● **What is expected**:
In the entries below, find the lines that contain the word "Your" and copy them.

● **Records provided**:
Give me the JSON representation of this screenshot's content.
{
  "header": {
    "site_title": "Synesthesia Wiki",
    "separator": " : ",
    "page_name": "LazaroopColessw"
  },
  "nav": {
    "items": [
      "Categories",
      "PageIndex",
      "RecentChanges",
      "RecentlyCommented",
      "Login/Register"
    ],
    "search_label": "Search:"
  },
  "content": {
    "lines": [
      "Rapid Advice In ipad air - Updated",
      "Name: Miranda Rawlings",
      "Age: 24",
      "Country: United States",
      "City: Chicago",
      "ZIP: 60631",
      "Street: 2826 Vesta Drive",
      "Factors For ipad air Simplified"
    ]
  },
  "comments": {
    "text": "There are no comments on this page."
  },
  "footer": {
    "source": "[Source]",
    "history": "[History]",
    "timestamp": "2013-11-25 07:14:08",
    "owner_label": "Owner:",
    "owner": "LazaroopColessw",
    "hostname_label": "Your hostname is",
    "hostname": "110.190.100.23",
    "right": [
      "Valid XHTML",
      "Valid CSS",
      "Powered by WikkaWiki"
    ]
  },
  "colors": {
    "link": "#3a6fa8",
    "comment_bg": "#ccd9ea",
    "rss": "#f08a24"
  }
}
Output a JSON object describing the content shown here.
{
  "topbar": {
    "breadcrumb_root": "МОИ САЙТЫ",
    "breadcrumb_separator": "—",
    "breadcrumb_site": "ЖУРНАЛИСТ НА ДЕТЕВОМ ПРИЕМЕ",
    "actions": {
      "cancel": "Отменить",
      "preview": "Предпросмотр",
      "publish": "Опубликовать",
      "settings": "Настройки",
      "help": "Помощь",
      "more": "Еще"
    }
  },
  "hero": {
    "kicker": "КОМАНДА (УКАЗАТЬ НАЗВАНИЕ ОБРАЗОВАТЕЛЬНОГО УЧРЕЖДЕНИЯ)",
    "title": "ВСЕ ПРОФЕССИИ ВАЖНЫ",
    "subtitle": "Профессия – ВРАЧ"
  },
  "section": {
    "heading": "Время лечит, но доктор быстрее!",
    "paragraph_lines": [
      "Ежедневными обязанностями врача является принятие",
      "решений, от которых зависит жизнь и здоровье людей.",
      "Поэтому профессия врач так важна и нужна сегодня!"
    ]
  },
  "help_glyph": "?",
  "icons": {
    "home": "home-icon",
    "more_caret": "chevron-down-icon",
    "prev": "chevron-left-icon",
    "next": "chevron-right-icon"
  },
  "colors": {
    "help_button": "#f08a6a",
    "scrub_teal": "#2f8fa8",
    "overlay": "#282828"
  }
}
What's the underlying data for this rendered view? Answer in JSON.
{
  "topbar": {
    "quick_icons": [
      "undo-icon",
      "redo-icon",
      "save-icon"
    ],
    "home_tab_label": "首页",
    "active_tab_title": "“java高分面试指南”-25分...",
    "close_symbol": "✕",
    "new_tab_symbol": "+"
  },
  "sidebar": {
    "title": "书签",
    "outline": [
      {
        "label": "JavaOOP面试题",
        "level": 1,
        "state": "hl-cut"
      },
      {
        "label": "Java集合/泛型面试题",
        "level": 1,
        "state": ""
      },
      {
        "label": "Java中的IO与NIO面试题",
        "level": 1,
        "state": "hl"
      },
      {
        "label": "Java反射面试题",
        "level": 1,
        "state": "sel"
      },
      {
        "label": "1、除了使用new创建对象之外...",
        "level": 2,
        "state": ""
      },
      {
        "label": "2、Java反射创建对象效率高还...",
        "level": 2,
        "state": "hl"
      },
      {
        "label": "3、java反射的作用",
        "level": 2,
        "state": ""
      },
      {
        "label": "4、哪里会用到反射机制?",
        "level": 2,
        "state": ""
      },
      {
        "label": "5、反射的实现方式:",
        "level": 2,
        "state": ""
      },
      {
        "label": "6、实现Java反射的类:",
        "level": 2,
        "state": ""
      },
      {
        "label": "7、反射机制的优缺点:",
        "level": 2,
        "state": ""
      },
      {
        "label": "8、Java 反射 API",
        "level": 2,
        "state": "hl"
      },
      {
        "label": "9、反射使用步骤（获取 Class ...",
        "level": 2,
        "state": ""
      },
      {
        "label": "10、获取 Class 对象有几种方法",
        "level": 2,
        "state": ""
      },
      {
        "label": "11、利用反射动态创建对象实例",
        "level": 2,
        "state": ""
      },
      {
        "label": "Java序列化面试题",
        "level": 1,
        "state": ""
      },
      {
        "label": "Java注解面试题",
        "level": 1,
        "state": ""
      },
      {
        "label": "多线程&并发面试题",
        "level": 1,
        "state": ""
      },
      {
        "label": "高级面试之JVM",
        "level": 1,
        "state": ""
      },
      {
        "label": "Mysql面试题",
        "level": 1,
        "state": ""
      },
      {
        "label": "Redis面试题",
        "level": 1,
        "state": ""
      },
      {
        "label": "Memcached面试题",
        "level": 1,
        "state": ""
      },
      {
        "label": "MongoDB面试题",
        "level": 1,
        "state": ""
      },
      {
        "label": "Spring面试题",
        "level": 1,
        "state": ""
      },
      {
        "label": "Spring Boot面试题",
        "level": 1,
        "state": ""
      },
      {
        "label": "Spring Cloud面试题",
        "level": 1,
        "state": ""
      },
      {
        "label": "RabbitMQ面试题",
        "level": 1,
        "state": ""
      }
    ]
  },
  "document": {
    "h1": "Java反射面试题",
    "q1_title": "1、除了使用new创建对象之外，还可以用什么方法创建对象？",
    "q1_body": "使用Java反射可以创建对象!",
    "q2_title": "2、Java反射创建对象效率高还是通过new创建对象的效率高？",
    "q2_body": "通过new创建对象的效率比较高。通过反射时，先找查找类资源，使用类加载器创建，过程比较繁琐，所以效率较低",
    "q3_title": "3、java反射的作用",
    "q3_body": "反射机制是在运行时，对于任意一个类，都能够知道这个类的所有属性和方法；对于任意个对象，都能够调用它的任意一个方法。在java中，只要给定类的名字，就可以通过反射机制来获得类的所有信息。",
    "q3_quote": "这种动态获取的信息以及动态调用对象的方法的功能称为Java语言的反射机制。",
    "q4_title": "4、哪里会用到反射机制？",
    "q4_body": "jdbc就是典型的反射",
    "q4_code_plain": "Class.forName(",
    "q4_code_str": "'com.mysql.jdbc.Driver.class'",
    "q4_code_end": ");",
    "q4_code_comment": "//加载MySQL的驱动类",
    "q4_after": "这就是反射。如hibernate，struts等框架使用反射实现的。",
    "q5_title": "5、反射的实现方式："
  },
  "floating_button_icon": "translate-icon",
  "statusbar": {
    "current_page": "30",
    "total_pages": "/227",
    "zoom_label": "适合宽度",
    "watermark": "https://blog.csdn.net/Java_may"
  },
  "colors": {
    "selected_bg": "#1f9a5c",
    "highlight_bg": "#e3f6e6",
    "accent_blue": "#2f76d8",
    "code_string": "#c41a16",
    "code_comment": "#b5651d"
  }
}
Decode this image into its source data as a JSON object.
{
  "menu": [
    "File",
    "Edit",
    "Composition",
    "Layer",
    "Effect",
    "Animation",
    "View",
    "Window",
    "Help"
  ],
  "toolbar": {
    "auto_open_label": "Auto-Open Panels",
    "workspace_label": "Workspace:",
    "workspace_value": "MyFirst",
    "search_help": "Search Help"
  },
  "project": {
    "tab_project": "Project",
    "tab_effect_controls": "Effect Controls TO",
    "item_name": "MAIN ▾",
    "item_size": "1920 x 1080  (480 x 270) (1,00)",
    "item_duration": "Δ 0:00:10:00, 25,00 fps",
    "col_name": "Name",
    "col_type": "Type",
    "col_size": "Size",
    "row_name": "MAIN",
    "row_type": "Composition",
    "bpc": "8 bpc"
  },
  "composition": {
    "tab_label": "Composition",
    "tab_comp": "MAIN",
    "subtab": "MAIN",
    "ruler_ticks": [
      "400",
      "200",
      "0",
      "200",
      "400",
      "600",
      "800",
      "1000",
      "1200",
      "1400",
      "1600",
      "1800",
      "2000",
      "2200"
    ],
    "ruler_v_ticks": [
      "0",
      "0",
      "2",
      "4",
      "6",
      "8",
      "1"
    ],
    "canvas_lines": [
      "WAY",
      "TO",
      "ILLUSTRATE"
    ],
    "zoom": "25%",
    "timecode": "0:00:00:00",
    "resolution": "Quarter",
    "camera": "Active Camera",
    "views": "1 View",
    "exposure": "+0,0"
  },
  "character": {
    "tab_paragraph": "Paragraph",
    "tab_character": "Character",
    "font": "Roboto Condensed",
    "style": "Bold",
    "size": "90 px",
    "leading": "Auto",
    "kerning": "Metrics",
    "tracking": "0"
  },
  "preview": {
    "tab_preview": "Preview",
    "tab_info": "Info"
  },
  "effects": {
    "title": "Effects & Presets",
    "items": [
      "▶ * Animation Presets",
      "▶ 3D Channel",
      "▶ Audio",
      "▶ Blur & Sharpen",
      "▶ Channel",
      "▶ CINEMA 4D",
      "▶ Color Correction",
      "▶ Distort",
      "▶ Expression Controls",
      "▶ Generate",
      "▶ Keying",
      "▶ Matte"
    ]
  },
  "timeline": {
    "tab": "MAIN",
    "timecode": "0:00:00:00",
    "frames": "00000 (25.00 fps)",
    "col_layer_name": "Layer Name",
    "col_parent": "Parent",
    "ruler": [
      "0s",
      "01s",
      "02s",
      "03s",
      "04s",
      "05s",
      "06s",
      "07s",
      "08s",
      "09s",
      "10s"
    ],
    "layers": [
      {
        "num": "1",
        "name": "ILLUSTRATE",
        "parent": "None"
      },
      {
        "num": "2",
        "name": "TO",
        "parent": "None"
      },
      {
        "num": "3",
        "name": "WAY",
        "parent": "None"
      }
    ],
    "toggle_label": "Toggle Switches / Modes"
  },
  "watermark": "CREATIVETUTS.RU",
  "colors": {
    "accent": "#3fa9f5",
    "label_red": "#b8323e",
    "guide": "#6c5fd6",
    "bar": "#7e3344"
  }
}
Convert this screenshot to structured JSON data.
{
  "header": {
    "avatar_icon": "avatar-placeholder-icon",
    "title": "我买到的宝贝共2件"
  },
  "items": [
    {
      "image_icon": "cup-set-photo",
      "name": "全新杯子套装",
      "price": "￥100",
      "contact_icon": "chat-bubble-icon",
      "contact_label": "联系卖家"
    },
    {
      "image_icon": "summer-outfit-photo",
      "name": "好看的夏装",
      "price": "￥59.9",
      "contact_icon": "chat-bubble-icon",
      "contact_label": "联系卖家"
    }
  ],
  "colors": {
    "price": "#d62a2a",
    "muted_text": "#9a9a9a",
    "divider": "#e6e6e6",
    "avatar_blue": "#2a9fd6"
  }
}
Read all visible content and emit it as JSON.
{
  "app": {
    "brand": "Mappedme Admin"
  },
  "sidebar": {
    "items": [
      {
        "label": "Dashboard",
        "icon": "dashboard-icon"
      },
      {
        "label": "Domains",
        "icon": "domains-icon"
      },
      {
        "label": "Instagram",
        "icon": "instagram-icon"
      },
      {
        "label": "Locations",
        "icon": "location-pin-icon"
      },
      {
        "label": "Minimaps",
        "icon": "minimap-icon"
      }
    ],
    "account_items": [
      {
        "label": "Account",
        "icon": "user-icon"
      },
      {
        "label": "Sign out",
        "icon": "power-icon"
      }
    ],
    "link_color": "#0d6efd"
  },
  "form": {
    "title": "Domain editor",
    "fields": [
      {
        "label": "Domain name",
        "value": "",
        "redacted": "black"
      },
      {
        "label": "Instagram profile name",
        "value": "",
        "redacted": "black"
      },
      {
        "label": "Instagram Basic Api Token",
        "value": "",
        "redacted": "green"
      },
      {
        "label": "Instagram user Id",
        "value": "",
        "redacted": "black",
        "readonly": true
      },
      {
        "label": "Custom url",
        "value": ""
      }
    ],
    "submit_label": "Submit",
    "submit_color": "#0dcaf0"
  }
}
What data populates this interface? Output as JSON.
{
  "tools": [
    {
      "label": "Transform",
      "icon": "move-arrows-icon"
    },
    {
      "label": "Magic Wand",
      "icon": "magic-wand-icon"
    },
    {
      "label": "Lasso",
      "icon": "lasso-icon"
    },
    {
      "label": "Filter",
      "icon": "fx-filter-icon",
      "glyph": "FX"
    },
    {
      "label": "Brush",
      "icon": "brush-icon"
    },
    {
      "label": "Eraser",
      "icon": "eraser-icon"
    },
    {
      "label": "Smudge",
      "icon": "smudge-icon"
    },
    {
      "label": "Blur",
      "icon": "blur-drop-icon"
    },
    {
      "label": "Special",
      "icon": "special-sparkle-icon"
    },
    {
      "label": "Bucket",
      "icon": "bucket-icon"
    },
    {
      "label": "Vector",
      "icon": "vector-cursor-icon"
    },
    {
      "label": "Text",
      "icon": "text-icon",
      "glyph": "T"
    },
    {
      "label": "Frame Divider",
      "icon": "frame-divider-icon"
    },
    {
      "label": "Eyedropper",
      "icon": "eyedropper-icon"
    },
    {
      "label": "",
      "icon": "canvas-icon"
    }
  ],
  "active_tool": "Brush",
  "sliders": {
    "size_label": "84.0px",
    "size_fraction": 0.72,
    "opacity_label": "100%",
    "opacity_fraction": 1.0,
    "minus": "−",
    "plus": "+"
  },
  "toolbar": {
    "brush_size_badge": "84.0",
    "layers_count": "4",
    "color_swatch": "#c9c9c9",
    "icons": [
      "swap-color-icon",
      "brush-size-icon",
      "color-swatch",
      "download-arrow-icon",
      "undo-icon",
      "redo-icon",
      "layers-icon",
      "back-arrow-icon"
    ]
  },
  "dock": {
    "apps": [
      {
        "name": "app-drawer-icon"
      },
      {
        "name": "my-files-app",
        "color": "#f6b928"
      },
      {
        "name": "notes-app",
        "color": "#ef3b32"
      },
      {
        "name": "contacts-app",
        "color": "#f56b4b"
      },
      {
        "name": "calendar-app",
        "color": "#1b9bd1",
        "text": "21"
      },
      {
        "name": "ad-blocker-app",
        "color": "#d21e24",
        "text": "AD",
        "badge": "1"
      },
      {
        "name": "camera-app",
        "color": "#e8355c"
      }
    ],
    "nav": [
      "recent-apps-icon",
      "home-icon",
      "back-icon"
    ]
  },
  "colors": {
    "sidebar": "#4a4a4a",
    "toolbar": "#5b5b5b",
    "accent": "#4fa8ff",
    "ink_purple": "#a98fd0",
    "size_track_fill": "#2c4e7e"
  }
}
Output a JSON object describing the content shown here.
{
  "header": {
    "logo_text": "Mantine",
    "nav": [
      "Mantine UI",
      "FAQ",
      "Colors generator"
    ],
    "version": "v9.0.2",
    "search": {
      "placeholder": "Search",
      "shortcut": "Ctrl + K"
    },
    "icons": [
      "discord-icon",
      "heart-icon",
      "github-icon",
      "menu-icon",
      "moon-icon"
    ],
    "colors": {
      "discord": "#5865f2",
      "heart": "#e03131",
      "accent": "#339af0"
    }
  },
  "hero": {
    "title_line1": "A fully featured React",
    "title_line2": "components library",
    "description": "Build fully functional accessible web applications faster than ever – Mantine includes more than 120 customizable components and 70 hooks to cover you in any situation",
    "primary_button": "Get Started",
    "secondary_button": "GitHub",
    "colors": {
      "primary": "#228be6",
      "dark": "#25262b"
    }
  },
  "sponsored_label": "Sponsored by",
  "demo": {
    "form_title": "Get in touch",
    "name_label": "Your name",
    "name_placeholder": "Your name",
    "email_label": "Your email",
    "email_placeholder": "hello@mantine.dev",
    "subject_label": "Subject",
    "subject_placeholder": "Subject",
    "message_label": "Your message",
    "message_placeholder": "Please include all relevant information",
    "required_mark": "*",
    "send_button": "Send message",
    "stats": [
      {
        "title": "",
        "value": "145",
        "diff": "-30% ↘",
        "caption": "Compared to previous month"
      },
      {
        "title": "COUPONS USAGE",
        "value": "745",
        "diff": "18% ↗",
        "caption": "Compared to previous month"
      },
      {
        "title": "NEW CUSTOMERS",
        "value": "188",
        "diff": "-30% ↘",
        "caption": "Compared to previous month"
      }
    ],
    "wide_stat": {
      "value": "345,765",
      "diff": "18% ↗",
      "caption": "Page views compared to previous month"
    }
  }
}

● **Output below**:
    "hostname_label": "Your hostname is",
    "name_label": "Your name",
    "name_placeholder": "Your name",
    "email_label": "Your email",
    "message_label": "Your message",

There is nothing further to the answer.